## AIM
Type out the data exactly as given. Skip any image.

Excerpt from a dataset
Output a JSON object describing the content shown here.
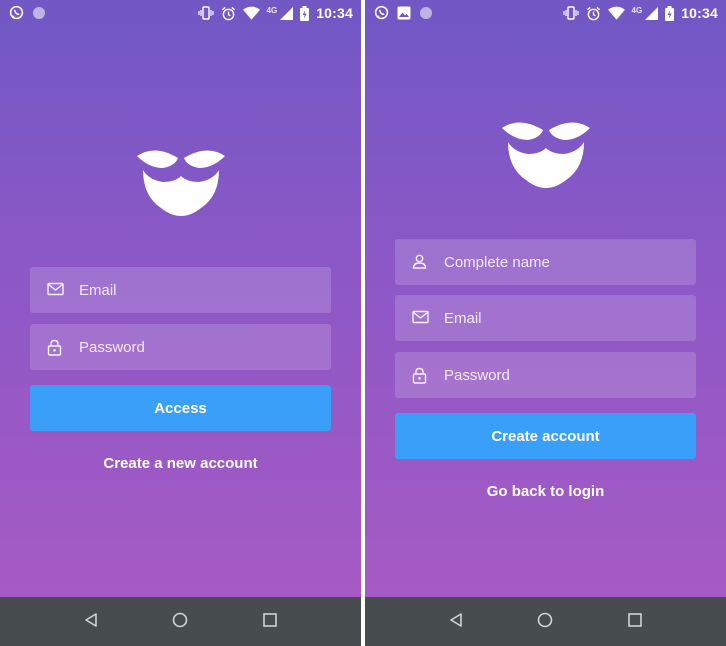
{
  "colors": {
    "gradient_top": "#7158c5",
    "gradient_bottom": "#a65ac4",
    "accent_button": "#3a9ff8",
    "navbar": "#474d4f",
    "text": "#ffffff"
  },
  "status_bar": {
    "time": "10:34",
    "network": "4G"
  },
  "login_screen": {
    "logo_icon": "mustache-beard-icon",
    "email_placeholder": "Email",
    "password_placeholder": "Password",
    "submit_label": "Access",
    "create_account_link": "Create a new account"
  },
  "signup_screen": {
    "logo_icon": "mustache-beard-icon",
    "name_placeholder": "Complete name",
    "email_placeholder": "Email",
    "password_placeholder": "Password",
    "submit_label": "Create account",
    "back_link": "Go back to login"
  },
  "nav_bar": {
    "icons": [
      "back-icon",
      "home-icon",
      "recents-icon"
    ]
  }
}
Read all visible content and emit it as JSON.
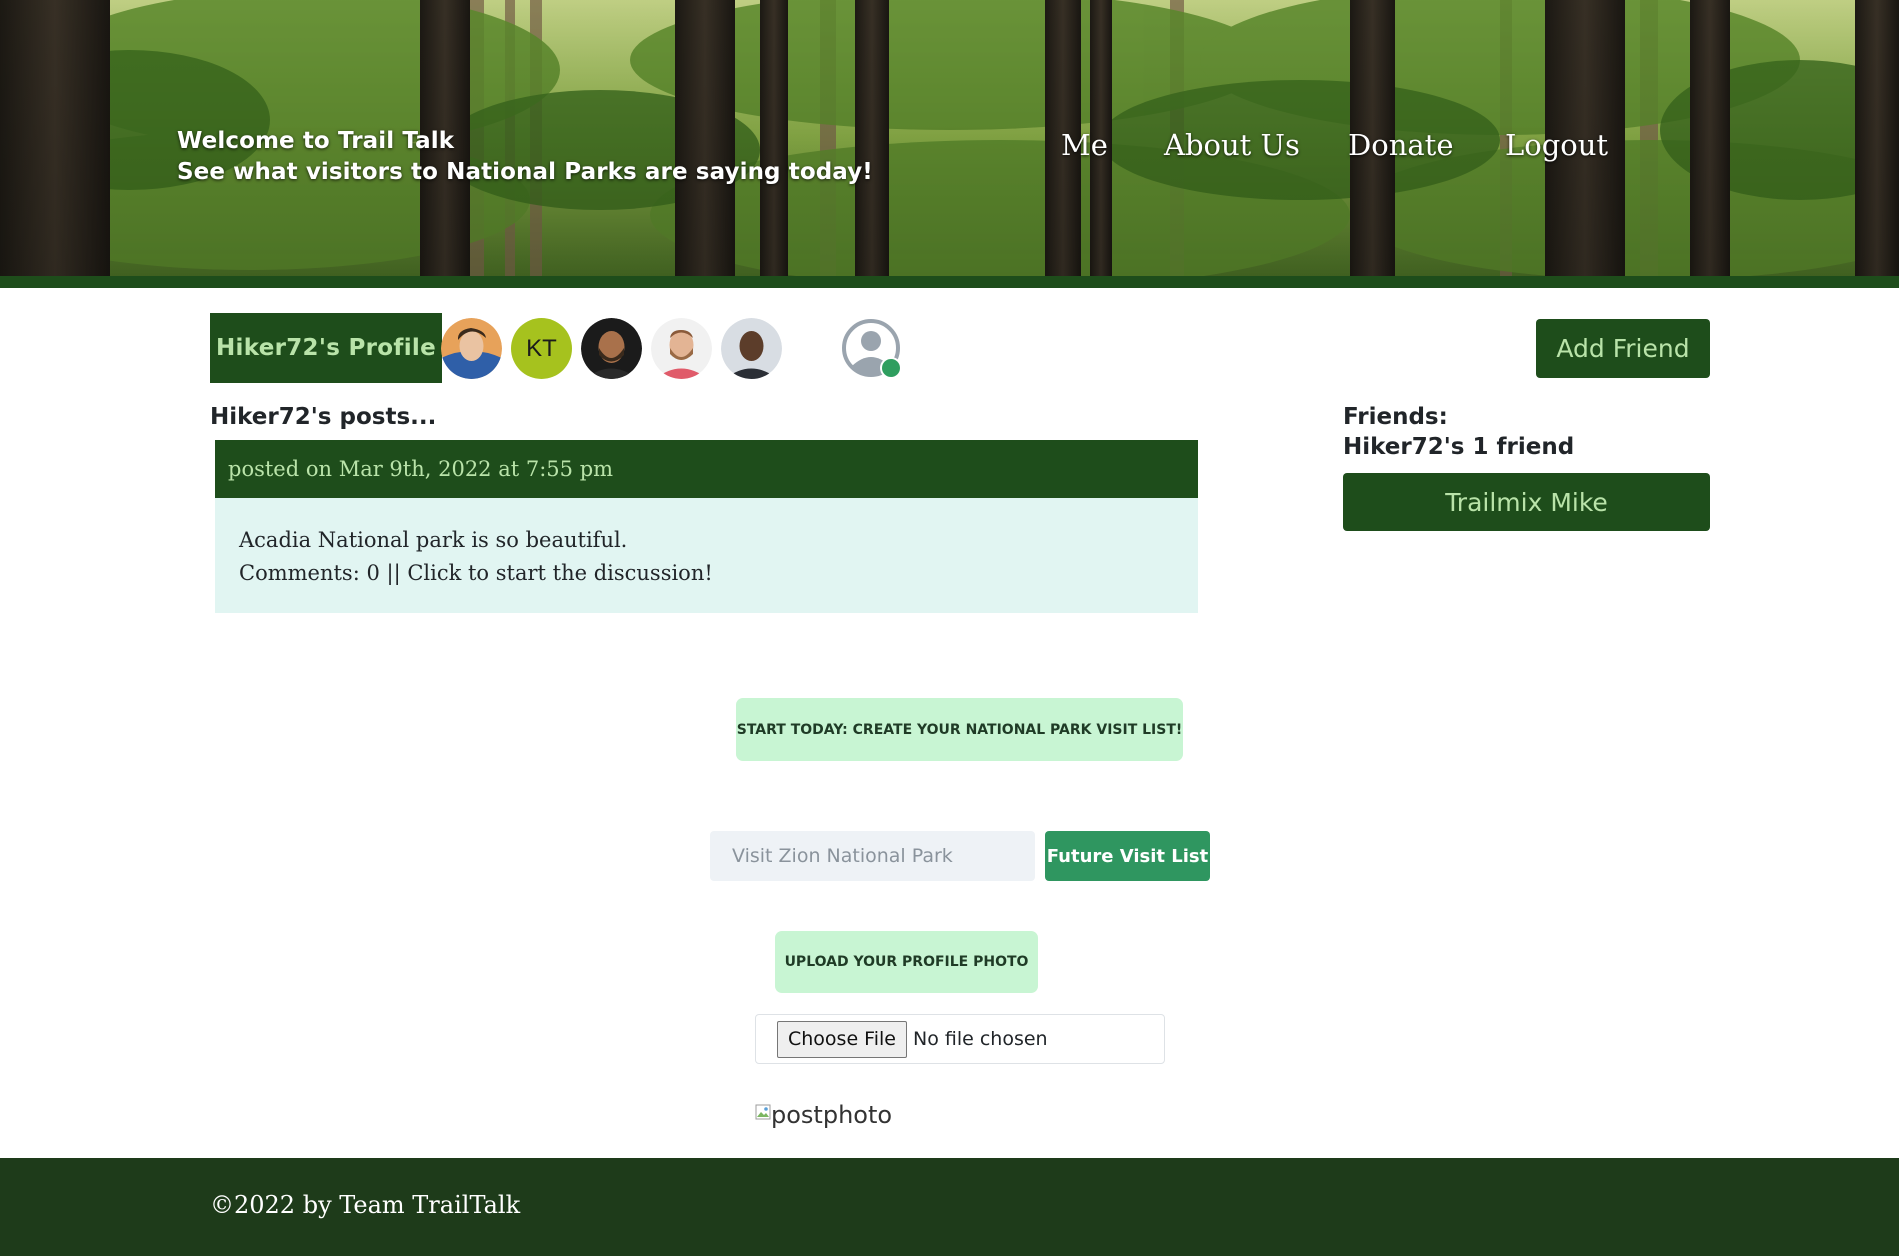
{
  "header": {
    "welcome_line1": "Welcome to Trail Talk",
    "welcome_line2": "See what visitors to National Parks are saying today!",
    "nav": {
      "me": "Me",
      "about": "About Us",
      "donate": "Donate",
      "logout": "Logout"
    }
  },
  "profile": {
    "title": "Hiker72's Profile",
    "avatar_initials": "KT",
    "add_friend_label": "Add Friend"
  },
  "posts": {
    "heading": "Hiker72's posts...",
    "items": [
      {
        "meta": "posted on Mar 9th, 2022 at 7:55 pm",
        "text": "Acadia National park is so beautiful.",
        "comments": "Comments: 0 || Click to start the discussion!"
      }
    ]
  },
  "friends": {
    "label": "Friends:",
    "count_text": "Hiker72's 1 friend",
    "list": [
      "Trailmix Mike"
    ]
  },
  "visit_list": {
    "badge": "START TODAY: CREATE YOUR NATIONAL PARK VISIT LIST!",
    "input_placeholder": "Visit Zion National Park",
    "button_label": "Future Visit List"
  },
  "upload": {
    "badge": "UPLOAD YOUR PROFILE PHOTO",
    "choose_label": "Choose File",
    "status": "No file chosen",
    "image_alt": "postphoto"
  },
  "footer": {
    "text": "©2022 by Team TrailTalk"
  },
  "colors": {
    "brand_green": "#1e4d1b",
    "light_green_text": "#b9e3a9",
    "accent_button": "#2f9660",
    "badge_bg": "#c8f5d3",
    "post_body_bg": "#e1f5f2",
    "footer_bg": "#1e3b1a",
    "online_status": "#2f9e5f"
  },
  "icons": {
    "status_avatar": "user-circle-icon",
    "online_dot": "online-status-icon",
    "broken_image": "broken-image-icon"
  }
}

## SOLUTION FOR THIS PROBLEM
Output a JSON object describing the content shown here.
{
  "colors": {
    "gradient_top": "#7158c5",
    "gradient_bottom": "#a65ac4",
    "accent_button": "#3a9ff8",
    "navbar": "#474d4f",
    "text": "#ffffff"
  },
  "status_bar": {
    "time": "10:34",
    "network": "4G"
  },
  "login_screen": {
    "logo_icon": "mustache-beard-icon",
    "email_placeholder": "Email",
    "password_placeholder": "Password",
    "submit_label": "Access",
    "create_account_link": "Create a new account"
  },
  "signup_screen": {
    "logo_icon": "mustache-beard-icon",
    "name_placeholder": "Complete name",
    "email_placeholder": "Email",
    "password_placeholder": "Password",
    "submit_label": "Create account",
    "back_link": "Go back to login"
  },
  "nav_bar": {
    "icons": [
      "back-icon",
      "home-icon",
      "recents-icon"
    ]
  }
}
Read all visible content and emit it as JSON.
{
  "header": {
    "welcome_line1": "Welcome to Trail Talk",
    "welcome_line2": "See what visitors to National Parks are saying today!",
    "nav": {
      "me": "Me",
      "about": "About Us",
      "donate": "Donate",
      "logout": "Logout"
    }
  },
  "profile": {
    "title": "Hiker72's Profile",
    "avatar_initials": "KT",
    "add_friend_label": "Add Friend"
  },
  "posts": {
    "heading": "Hiker72's posts...",
    "items": [
      {
        "meta": "posted on Mar 9th, 2022 at 7:55 pm",
        "text": "Acadia National park is so beautiful.",
        "comments": "Comments: 0 || Click to start the discussion!"
      }
    ]
  },
  "friends": {
    "label": "Friends:",
    "count_text": "Hiker72's 1 friend",
    "list": [
      "Trailmix Mike"
    ]
  },
  "visit_list": {
    "badge": "START TODAY: CREATE YOUR NATIONAL PARK VISIT LIST!",
    "input_placeholder": "Visit Zion National Park",
    "button_label": "Future Visit List"
  },
  "upload": {
    "badge": "UPLOAD YOUR PROFILE PHOTO",
    "choose_label": "Choose File",
    "status": "No file chosen",
    "image_alt": "postphoto"
  },
  "footer": {
    "text": "©2022 by Team TrailTalk"
  },
  "colors": {
    "brand_green": "#1e4d1b",
    "light_green_text": "#b9e3a9",
    "accent_button": "#2f9660",
    "badge_bg": "#c8f5d3",
    "post_body_bg": "#e1f5f2",
    "footer_bg": "#1e3b1a",
    "online_status": "#2f9e5f"
  },
  "icons": {
    "status_avatar": "user-circle-icon",
    "online_dot": "online-status-icon",
    "broken_image": "broken-image-icon"
  }
}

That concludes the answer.